The task: In the records below, find each line with the word "Gruppen" and copy it.

Record set:
━━━━━━━━

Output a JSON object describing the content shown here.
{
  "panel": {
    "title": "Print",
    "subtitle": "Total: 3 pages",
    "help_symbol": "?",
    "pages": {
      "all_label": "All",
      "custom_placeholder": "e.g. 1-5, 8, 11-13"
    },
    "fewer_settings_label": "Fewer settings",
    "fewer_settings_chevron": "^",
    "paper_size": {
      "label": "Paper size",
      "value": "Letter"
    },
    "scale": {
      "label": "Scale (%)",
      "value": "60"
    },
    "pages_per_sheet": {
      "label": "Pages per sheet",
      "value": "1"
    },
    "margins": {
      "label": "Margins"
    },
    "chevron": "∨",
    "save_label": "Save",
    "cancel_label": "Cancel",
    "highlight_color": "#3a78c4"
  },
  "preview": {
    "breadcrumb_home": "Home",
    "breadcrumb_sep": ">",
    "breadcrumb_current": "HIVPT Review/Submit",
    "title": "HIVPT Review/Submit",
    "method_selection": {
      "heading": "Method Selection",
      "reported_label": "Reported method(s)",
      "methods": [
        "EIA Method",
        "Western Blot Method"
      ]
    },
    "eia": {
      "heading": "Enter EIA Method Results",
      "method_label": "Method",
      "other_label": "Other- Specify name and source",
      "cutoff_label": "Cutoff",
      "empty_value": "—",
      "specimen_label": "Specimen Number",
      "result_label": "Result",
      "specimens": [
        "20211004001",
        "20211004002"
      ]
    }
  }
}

━━━━━━━━

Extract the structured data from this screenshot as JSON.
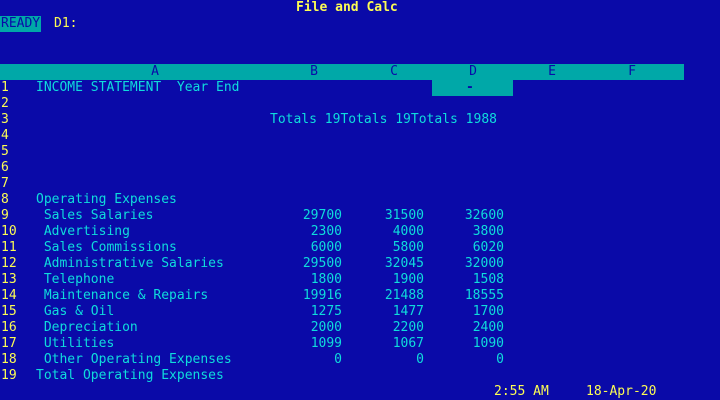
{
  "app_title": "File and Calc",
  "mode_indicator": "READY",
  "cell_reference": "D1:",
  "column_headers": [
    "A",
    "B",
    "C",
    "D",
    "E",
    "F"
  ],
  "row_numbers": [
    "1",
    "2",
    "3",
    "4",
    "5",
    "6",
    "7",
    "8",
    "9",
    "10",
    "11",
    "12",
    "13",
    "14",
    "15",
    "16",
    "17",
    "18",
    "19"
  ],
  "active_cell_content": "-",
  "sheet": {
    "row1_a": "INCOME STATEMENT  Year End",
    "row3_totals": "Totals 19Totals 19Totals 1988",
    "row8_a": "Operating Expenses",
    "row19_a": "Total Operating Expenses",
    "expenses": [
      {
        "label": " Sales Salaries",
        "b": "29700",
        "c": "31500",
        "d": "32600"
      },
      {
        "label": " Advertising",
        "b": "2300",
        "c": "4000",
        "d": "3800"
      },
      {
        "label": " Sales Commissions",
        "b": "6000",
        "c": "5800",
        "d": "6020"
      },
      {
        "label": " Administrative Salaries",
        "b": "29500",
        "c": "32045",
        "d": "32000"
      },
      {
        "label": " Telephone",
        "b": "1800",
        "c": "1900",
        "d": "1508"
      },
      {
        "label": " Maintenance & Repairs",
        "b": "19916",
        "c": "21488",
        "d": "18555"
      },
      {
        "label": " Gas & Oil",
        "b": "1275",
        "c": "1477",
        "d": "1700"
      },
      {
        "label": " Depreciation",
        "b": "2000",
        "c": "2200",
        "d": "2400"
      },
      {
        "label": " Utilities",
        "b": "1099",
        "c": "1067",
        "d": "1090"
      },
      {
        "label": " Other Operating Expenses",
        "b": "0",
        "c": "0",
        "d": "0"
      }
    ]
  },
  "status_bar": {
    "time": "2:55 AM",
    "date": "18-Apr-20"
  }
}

━━━━━━━━

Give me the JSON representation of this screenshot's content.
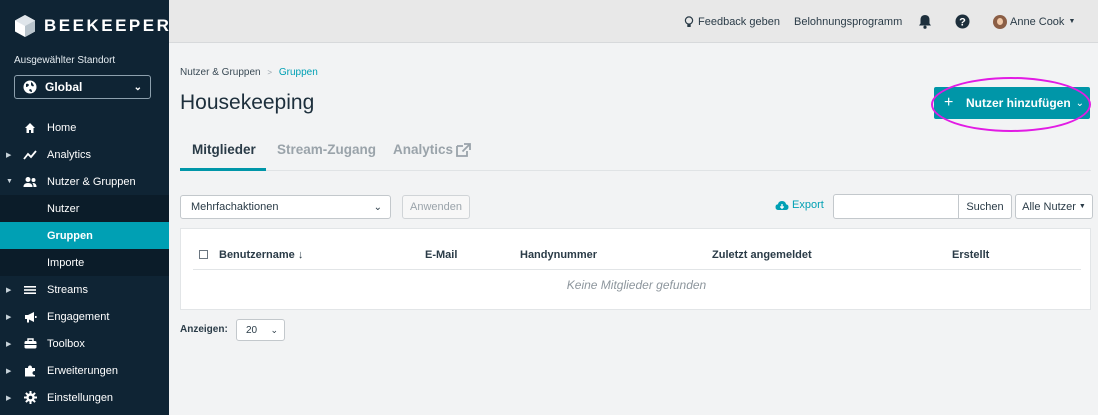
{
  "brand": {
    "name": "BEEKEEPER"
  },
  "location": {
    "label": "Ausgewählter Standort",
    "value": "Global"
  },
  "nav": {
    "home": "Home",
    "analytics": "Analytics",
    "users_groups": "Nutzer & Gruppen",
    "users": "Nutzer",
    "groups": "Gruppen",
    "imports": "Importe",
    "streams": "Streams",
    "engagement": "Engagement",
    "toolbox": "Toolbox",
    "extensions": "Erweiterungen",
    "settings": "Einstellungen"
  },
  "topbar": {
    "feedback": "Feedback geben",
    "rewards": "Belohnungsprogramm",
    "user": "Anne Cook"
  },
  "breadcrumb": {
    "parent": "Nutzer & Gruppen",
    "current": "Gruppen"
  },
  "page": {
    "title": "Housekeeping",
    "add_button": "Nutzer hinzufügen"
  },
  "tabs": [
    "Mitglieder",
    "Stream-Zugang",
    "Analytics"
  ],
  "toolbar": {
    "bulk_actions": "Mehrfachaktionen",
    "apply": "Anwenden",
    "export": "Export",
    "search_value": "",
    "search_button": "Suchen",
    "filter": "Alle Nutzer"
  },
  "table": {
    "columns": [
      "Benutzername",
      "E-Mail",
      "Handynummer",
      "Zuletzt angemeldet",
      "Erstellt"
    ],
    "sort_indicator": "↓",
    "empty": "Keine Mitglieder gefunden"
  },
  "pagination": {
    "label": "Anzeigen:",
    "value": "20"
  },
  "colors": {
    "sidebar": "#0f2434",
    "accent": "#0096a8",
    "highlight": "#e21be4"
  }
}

━━━━━━━━

Correct response:
    "users_groups": "Nutzer & Gruppen",
    "groups": "Gruppen",
    "parent": "Nutzer & Gruppen",
    "current": "Gruppen"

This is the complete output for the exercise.